| STATED GOAL |
Each entry must be reproduced precisely as it stands.
-------- RECORDS SUPPLIED
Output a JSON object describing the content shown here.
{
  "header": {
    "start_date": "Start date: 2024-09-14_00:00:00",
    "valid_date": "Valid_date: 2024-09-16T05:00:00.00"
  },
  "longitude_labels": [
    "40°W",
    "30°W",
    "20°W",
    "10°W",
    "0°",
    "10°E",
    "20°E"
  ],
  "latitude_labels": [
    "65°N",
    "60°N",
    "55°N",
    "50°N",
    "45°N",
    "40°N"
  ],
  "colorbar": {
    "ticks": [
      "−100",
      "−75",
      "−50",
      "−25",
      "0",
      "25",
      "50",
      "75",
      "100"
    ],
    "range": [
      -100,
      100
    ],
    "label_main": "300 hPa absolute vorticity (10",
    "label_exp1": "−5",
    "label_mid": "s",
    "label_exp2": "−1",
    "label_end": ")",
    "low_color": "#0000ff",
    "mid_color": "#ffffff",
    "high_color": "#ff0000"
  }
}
----------------
| THE RESULT |
Output a JSON object describing the content shown here.
{
  "header": {
    "start_date": "Start date: 2024-09-14_00:00:00",
    "valid_date": "Valid_date: 2024-09-16T05:00:00.00"
  },
  "longitude_labels": [
    "40°W",
    "30°W",
    "20°W",
    "10°W",
    "0°",
    "10°E",
    "20°E"
  ],
  "latitude_labels": [
    "65°N",
    "60°N",
    "55°N",
    "50°N",
    "45°N",
    "40°N"
  ],
  "colorbar": {
    "ticks": [
      "−100",
      "−75",
      "−50",
      "−25",
      "0",
      "25",
      "50",
      "75",
      "100"
    ],
    "range": [
      -100,
      100
    ],
    "label_main": "300 hPa absolute vorticity (10",
    "label_exp1": "−5",
    "label_mid": "s",
    "label_exp2": "−1",
    "label_end": ")",
    "low_color": "#0000ff",
    "mid_color": "#ffffff",
    "high_color": "#ff0000"
  }
}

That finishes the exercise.